YOUR TASK: Output the full listing below exactly as it reads, and skip anything that is a picture.

::::::::

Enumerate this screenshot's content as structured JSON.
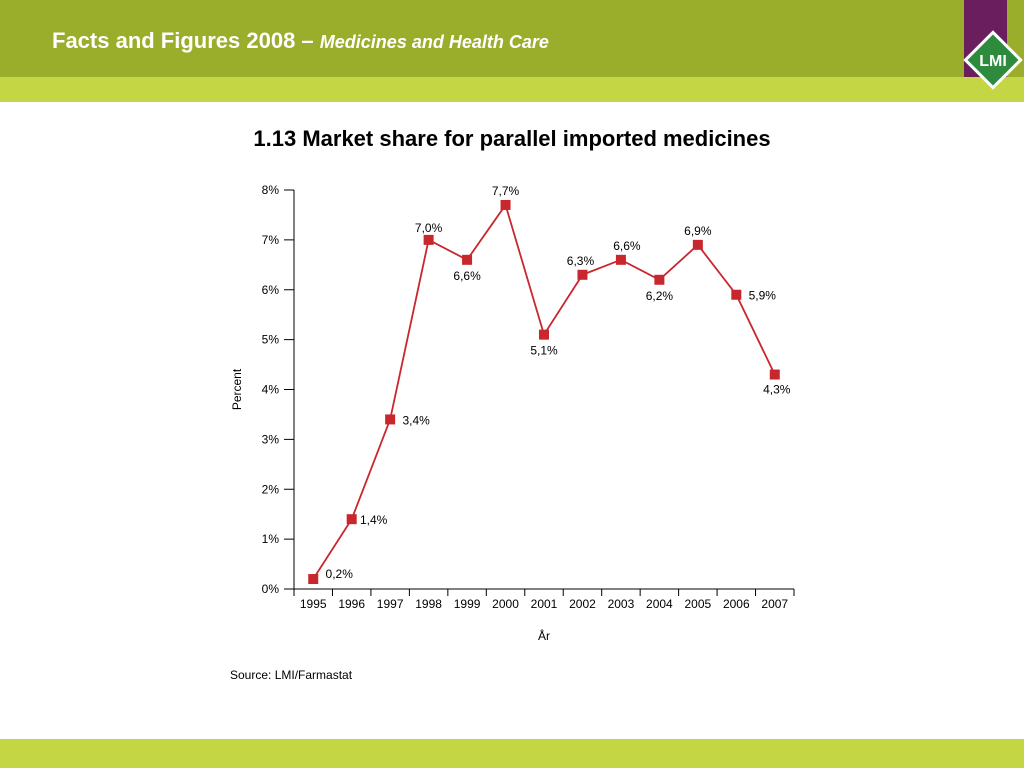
{
  "header": {
    "title": "Facts and Figures 2008 –",
    "subtitle": "Medicines and Health Care",
    "logo_text": "LMI"
  },
  "colors": {
    "header_band": "#9bae2b",
    "header_sub": "#c5d645",
    "logo_panel": "#6b1e5e",
    "series": "#c8272d"
  },
  "chart_data": {
    "type": "line",
    "title": "1.13 Market share for parallel imported medicines",
    "xlabel": "År",
    "ylabel": "Percent",
    "ylim": [
      0,
      8
    ],
    "y_ticks": [
      "0%",
      "1%",
      "2%",
      "3%",
      "4%",
      "5%",
      "6%",
      "7%",
      "8%"
    ],
    "categories": [
      "1995",
      "1996",
      "1997",
      "1998",
      "1999",
      "2000",
      "2001",
      "2002",
      "2003",
      "2004",
      "2005",
      "2006",
      "2007"
    ],
    "series": [
      {
        "values": [
          0.2,
          1.4,
          3.4,
          7.0,
          6.6,
          7.7,
          5.1,
          6.3,
          6.6,
          6.2,
          6.9,
          5.9,
          4.3
        ],
        "labels": [
          "0,2%",
          "1,4%",
          "3,4%",
          "7,0%",
          "6,6%",
          "7,7%",
          "5,1%",
          "6,3%",
          "6,6%",
          "6,2%",
          "6,9%",
          "5,9%",
          "4,3%"
        ]
      }
    ],
    "grid": false,
    "legend": "none"
  },
  "source": "Source: LMI/Farmastat"
}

::::::::

SOLUTION FOR THIS TASK:
Enumerate this screenshot's content as structured JSON.
{
  "header": {
    "title": "Facts and Figures 2008 –",
    "subtitle": "Medicines and Health Care",
    "logo_text": "LMI"
  },
  "colors": {
    "header_band": "#9bae2b",
    "header_sub": "#c5d645",
    "logo_panel": "#6b1e5e",
    "series": "#c8272d"
  },
  "chart_data": {
    "type": "line",
    "title": "1.13 Market share for parallel imported medicines",
    "xlabel": "År",
    "ylabel": "Percent",
    "ylim": [
      0,
      8
    ],
    "y_ticks": [
      "0%",
      "1%",
      "2%",
      "3%",
      "4%",
      "5%",
      "6%",
      "7%",
      "8%"
    ],
    "categories": [
      "1995",
      "1996",
      "1997",
      "1998",
      "1999",
      "2000",
      "2001",
      "2002",
      "2003",
      "2004",
      "2005",
      "2006",
      "2007"
    ],
    "series": [
      {
        "values": [
          0.2,
          1.4,
          3.4,
          7.0,
          6.6,
          7.7,
          5.1,
          6.3,
          6.6,
          6.2,
          6.9,
          5.9,
          4.3
        ],
        "labels": [
          "0,2%",
          "1,4%",
          "3,4%",
          "7,0%",
          "6,6%",
          "7,7%",
          "5,1%",
          "6,3%",
          "6,6%",
          "6,2%",
          "6,9%",
          "5,9%",
          "4,3%"
        ]
      }
    ],
    "grid": false,
    "legend": "none"
  },
  "source": "Source: LMI/Farmastat"
}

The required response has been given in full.